Items from a dataset

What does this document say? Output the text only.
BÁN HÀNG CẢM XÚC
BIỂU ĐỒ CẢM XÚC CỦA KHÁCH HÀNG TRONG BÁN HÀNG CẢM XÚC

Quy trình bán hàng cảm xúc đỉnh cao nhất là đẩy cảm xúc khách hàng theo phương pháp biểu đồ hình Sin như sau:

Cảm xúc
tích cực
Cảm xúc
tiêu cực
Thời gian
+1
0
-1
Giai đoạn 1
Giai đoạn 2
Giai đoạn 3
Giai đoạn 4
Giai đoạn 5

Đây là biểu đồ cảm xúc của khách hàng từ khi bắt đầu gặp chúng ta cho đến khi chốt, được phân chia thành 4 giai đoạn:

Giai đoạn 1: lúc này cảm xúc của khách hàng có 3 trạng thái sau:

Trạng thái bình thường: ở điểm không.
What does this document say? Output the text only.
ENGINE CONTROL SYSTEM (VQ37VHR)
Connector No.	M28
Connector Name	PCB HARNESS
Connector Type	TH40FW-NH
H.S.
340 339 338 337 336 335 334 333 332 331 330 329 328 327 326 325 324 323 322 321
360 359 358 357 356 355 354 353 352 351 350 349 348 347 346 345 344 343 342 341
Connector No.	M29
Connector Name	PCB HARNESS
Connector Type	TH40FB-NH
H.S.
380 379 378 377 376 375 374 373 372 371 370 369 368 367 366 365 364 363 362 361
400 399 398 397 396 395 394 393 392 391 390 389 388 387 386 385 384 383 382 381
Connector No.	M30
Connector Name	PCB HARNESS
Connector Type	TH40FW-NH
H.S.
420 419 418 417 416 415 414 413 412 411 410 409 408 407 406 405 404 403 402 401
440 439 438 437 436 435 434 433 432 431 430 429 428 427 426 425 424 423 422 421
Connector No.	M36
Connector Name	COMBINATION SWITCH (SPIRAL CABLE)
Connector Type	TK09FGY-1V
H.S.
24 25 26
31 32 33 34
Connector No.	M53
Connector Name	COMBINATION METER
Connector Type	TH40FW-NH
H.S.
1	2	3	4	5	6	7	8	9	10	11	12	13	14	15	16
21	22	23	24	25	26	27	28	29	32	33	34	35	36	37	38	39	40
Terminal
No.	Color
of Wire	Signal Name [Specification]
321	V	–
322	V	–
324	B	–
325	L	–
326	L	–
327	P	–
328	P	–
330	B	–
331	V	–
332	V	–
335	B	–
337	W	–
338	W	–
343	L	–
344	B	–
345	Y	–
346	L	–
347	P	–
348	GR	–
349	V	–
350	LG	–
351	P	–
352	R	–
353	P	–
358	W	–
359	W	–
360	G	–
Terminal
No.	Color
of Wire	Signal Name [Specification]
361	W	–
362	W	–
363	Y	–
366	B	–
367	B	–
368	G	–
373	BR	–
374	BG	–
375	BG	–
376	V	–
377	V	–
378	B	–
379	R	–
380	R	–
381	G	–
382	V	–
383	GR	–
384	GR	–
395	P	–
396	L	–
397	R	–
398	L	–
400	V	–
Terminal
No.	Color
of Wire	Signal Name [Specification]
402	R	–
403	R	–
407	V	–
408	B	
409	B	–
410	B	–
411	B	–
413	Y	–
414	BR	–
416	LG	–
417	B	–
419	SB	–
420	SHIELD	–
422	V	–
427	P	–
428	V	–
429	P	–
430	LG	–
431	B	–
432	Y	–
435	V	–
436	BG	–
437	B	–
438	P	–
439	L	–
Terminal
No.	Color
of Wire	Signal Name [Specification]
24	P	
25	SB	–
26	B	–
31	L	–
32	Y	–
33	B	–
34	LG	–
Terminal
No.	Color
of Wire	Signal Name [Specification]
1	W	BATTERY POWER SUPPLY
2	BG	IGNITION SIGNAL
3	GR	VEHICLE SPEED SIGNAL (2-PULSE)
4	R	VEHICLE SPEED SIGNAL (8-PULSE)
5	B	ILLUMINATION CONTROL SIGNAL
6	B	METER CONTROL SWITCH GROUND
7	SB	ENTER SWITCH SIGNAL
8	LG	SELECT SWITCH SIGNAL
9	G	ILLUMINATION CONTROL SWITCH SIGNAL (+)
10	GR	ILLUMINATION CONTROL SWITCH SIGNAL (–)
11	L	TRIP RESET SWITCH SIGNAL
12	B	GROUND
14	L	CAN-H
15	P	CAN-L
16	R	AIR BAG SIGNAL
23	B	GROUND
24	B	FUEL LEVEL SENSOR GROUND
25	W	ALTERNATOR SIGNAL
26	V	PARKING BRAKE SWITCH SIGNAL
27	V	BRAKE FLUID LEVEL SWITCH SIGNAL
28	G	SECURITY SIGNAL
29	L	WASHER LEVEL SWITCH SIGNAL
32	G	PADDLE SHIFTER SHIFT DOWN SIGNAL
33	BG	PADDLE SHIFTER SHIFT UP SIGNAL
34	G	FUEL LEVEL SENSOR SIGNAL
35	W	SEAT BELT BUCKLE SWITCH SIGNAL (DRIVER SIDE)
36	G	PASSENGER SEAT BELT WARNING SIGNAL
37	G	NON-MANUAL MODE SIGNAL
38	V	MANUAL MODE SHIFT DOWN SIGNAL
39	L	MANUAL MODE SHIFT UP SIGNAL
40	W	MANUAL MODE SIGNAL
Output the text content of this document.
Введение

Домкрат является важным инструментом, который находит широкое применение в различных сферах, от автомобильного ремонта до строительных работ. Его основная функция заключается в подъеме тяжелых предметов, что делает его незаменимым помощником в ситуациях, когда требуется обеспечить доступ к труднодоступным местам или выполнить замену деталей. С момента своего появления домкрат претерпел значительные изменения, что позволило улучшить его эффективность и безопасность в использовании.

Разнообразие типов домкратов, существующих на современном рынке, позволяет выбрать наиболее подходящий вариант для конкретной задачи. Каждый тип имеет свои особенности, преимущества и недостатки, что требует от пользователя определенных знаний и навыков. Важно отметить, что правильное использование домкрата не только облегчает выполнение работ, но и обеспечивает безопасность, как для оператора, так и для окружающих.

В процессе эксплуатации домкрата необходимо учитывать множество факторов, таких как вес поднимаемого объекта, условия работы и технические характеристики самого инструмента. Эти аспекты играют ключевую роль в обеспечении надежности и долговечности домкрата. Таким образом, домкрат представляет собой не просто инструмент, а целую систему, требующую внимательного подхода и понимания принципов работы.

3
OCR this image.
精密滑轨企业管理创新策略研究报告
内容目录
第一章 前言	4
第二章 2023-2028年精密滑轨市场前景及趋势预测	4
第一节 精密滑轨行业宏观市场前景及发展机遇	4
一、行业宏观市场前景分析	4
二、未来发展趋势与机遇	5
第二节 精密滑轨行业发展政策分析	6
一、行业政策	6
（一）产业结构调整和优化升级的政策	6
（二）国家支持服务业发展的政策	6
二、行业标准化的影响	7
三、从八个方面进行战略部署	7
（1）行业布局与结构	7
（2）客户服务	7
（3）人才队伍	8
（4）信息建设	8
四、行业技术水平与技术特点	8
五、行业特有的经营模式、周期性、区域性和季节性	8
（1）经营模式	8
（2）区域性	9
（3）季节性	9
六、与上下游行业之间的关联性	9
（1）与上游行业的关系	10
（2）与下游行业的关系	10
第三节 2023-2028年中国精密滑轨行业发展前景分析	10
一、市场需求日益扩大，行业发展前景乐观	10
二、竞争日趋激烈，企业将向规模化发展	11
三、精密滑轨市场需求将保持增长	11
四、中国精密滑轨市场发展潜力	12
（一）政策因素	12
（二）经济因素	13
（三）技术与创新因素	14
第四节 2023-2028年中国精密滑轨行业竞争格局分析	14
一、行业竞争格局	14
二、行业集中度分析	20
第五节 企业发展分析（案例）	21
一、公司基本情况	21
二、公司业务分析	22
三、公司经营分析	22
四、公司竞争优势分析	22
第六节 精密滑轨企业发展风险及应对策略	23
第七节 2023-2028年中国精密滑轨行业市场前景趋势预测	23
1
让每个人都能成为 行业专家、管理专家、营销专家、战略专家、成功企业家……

- **Given task**: Copy exactly, word for word, the line with "OCR this image." through the final line of the listing.

- **Reply**:
OCR this image.
精密滑轨企业管理创新策略研究报告
内容目录
第一章 前言	4
第二章 2023-2028年精密滑轨市场前景及趋势预测	4
第一节 精密滑轨行业宏观市场前景及发展机遇	4
一、行业宏观市场前景分析	4
二、未来发展趋势与机遇	5
第二节 精密滑轨行业发展政策分析	6
一、行业政策	6
（一）产业结构调整和优化升级的政策	6
（二）国家支持服务业发展的政策	6
二、行业标准化的影响	7
三、从八个方面进行战略部署	7
（1）行业布局与结构	7
（2）客户服务	7
（3）人才队伍	8
（4）信息建设	8
四、行业技术水平与技术特点	8
五、行业特有的经营模式、周期性、区域性和季节性	8
（1）经营模式	8
（2）区域性	9
（3）季节性	9
六、与上下游行业之间的关联性	9
（1）与上游行业的关系	10
（2）与下游行业的关系	10
第三节 2023-2028年中国精密滑轨行业发展前景分析	10
一、市场需求日益扩大，行业发展前景乐观	10
二、竞争日趋激烈，企业将向规模化发展	11
三、精密滑轨市场需求将保持增长	11
四、中国精密滑轨市场发展潜力	12
（一）政策因素	12
（二）经济因素	13
（三）技术与创新因素	14
第四节 2023-2028年中国精密滑轨行业竞争格局分析	14
一、行业竞争格局	14
二、行业集中度分析	20
第五节 企业发展分析（案例）	21
一、公司基本情况	21
二、公司业务分析	22
三、公司经营分析	22
四、公司竞争优势分析	22
第六节 精密滑轨企业发展风险及应对策略	23
第七节 2023-2028年中国精密滑轨行业市场前景趋势预测	23
1
让每个人都能成为 行业专家、管理专家、营销专家、战略专家、成功企业家……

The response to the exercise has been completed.